**Job**
Print exactly the lines from the one containing "Serialize everything readable" through the last line of the records below, both included, and nothing else; omit any pictures.

**Dataset entries on figures**
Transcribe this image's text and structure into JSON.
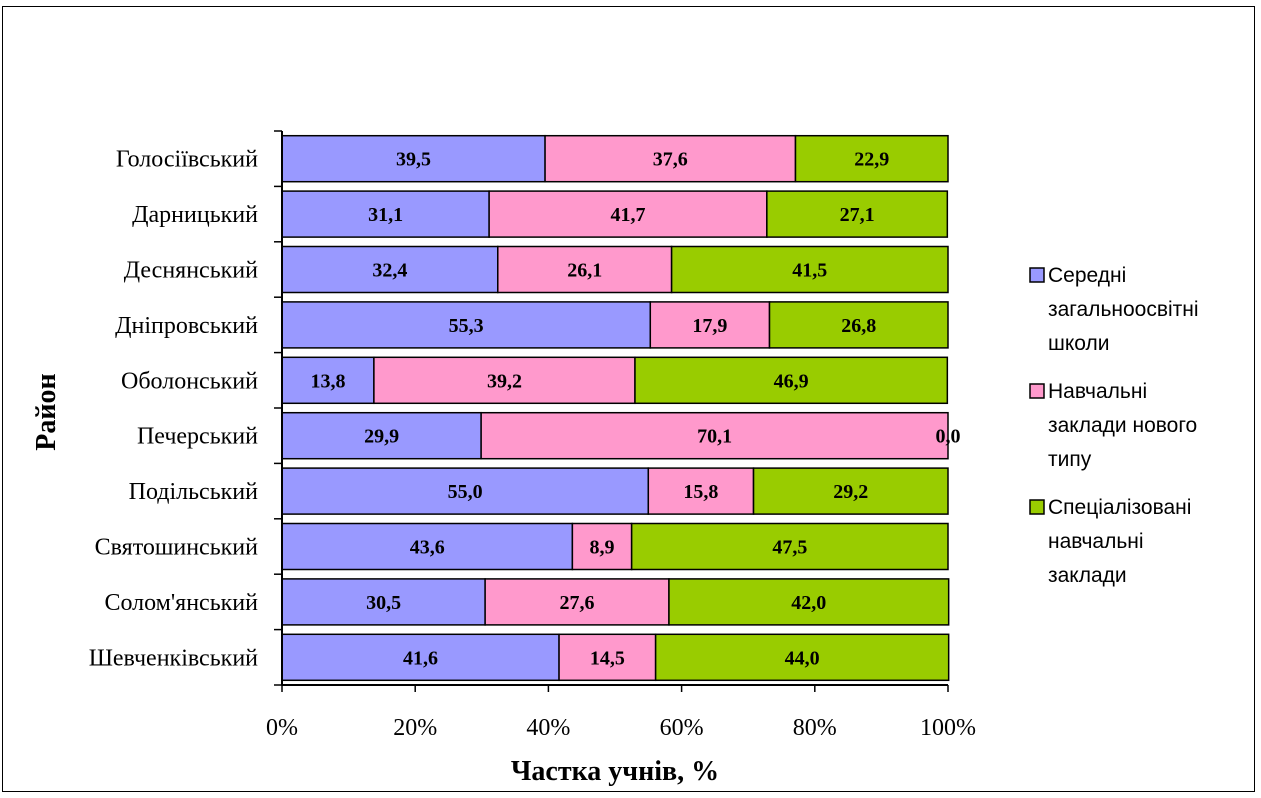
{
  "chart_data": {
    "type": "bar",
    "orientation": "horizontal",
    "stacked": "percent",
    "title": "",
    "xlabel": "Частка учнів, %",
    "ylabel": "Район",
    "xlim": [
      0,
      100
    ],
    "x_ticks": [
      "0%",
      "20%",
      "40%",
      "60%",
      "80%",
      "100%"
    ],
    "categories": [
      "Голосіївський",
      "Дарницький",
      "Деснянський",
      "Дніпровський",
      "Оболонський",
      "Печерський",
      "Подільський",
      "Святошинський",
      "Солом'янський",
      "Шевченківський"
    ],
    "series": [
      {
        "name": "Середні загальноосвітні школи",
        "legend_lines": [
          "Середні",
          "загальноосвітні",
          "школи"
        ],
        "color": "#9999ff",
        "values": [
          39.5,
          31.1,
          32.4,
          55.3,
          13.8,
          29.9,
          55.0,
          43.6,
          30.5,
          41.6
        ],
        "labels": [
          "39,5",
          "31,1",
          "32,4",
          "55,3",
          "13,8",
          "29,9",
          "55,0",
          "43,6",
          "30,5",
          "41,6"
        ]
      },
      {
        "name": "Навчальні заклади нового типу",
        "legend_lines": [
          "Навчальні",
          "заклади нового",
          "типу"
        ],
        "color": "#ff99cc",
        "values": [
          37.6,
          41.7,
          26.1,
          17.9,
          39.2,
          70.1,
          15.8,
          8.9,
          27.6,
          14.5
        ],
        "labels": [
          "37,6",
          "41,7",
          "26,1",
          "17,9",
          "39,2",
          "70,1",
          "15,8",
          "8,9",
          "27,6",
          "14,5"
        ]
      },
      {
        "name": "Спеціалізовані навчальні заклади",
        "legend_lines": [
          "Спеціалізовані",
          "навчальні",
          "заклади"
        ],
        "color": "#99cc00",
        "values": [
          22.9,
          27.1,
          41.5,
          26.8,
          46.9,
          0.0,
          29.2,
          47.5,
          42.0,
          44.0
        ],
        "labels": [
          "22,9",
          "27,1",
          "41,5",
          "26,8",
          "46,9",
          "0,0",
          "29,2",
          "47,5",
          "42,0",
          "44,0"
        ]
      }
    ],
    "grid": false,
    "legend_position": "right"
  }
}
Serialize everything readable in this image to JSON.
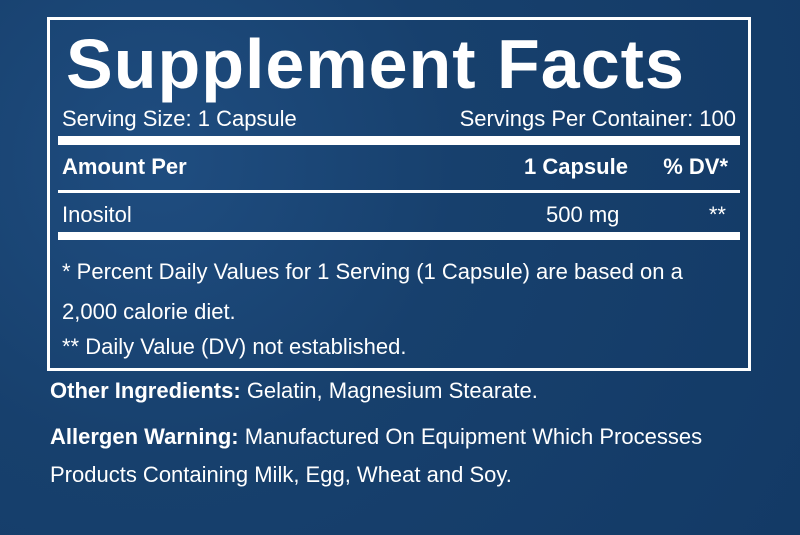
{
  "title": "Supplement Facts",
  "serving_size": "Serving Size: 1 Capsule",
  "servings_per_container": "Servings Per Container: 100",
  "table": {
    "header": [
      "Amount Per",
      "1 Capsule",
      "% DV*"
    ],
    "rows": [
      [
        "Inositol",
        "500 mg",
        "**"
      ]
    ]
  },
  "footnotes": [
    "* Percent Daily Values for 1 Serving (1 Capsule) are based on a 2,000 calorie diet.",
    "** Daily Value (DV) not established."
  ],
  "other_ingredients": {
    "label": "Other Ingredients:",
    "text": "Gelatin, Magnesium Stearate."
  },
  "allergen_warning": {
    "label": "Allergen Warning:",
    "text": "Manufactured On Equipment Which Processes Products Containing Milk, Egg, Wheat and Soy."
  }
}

**Task output**
Serialize everything readable in this image to JSON.
{
  "title": "Supplement Facts",
  "serving_size": "Serving Size: 1 Capsule",
  "servings_per_container": "Servings Per Container: 100",
  "table": {
    "header": [
      "Amount Per",
      "1 Capsule",
      "% DV*"
    ],
    "rows": [
      [
        "Inositol",
        "500 mg",
        "**"
      ]
    ]
  },
  "footnotes": [
    "* Percent Daily Values for 1 Serving (1 Capsule) are based on a 2,000 calorie diet.",
    "** Daily Value (DV) not established."
  ],
  "other_ingredients": {
    "label": "Other Ingredients:",
    "text": "Gelatin, Magnesium Stearate."
  },
  "allergen_warning": {
    "label": "Allergen Warning:",
    "text": "Manufactured On Equipment Which Processes Products Containing Milk, Egg, Wheat and Soy."
  }
}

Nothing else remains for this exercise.